- _YOUR OBJECTIVE_:
Work through the data and report how many lines include the string "dalam", giving the number alone.

- _EXCERPTED DATA_:
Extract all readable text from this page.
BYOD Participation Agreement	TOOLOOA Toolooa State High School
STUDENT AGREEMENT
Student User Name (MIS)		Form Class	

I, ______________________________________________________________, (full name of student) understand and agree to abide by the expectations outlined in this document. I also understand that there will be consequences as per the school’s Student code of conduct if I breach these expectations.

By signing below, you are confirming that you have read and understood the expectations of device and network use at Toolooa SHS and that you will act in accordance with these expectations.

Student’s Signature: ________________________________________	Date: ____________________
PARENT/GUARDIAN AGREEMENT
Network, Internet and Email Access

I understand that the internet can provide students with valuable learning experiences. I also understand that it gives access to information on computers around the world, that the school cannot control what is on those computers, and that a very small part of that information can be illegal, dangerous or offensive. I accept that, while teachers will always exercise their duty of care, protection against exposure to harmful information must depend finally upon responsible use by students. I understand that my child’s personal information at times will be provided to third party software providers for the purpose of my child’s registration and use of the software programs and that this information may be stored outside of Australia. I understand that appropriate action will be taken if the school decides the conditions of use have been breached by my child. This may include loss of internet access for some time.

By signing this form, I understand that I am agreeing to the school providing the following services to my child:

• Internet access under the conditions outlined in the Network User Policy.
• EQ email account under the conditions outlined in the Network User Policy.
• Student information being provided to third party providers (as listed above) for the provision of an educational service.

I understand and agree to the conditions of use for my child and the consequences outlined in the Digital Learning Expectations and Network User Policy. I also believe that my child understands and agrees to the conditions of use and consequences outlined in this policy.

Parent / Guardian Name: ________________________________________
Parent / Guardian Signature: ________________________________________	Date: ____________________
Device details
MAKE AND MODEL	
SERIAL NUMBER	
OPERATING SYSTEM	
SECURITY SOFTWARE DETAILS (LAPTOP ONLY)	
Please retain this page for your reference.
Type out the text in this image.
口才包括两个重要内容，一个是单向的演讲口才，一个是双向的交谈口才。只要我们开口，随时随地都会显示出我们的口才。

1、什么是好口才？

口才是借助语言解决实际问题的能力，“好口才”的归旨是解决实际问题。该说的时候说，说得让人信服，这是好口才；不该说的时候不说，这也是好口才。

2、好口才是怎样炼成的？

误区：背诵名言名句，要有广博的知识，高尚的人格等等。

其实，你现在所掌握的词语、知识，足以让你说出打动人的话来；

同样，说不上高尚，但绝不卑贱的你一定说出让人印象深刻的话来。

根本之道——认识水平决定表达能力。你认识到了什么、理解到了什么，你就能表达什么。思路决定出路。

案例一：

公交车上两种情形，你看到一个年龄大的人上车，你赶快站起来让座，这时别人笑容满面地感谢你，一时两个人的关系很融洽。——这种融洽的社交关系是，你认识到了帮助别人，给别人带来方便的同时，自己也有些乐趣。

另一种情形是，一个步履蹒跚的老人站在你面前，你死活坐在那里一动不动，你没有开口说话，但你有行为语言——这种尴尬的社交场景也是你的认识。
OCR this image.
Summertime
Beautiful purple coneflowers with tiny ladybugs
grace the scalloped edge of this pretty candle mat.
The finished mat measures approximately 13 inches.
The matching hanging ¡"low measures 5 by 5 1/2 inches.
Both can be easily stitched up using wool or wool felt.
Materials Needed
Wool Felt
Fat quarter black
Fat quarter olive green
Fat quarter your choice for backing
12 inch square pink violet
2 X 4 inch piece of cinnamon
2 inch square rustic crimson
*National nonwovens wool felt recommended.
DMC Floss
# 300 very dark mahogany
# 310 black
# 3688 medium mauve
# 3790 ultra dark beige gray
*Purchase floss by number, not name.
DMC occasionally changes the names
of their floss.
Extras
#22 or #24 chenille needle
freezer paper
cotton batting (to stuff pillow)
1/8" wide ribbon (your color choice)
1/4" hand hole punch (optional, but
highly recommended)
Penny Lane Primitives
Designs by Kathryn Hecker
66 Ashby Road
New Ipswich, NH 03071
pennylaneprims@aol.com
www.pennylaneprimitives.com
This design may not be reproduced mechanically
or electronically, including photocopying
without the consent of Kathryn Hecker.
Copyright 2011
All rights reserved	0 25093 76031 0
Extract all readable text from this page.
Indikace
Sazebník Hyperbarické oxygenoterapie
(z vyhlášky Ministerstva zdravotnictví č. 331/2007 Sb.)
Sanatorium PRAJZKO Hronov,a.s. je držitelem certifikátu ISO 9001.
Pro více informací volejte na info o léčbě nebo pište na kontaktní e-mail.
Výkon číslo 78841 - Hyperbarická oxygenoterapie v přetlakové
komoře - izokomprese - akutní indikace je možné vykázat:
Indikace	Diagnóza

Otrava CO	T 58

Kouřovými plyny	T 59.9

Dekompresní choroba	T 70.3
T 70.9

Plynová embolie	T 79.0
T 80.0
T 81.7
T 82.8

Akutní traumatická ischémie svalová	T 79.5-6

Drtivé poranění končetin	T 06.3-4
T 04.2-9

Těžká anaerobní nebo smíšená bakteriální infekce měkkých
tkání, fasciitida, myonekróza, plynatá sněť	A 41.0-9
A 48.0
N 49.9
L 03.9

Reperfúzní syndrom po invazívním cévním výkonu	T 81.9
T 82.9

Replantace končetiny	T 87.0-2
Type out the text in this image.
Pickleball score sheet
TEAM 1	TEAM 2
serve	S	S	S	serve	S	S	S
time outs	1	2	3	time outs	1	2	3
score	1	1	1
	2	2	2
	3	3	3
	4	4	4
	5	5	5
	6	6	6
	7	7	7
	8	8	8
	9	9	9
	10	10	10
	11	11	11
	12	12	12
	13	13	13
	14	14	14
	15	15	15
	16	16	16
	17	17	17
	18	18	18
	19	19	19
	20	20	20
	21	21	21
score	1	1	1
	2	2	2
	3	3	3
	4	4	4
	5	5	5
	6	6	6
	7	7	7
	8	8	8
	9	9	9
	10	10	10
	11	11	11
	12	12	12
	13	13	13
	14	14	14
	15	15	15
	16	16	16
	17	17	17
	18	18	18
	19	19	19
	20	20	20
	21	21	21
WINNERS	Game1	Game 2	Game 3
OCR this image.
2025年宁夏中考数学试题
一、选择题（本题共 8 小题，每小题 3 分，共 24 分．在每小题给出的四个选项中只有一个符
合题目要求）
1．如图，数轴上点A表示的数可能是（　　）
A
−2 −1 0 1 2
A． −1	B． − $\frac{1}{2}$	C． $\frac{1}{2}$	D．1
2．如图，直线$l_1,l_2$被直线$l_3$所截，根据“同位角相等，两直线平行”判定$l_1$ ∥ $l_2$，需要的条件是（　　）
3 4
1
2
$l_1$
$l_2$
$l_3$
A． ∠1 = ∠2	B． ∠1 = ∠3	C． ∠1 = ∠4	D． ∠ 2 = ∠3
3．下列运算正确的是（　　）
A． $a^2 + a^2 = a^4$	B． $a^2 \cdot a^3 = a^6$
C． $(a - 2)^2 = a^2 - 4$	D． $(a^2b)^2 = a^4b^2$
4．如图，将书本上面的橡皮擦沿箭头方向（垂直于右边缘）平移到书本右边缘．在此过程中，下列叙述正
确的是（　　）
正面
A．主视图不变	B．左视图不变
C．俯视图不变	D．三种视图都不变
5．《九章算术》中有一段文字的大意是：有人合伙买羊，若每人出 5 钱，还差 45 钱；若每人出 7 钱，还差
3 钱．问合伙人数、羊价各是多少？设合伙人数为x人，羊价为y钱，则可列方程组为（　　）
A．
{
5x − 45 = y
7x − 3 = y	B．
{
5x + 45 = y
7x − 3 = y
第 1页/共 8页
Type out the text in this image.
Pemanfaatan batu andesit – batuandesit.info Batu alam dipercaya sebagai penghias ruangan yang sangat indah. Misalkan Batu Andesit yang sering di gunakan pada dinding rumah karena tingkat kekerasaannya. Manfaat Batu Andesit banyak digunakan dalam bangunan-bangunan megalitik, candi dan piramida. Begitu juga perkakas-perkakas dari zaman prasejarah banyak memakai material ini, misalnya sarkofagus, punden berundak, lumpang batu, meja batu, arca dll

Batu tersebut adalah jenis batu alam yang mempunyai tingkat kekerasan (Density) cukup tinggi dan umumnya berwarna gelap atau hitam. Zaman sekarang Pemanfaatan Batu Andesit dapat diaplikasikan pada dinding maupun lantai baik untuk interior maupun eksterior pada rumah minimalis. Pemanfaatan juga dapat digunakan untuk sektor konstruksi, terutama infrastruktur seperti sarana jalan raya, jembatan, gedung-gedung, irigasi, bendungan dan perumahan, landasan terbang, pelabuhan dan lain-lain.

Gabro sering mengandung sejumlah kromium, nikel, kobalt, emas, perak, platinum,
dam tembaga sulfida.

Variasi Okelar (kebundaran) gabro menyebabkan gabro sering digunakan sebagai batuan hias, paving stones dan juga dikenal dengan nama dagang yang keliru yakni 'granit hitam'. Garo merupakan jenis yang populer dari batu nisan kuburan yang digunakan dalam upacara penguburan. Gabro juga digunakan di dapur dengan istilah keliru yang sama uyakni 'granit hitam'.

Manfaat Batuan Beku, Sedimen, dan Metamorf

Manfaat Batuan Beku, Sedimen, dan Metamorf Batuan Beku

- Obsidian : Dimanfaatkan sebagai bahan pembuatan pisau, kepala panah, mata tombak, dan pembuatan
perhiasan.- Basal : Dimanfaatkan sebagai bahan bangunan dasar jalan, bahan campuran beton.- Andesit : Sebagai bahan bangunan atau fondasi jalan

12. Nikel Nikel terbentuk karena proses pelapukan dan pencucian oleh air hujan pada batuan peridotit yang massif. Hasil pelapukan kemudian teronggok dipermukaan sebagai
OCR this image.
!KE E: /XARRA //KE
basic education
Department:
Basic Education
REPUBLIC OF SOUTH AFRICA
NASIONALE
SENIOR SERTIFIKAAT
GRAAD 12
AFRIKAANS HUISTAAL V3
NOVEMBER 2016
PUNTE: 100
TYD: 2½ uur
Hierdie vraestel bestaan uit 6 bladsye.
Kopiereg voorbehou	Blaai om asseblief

- _WRITTEN RESPONSE_:
2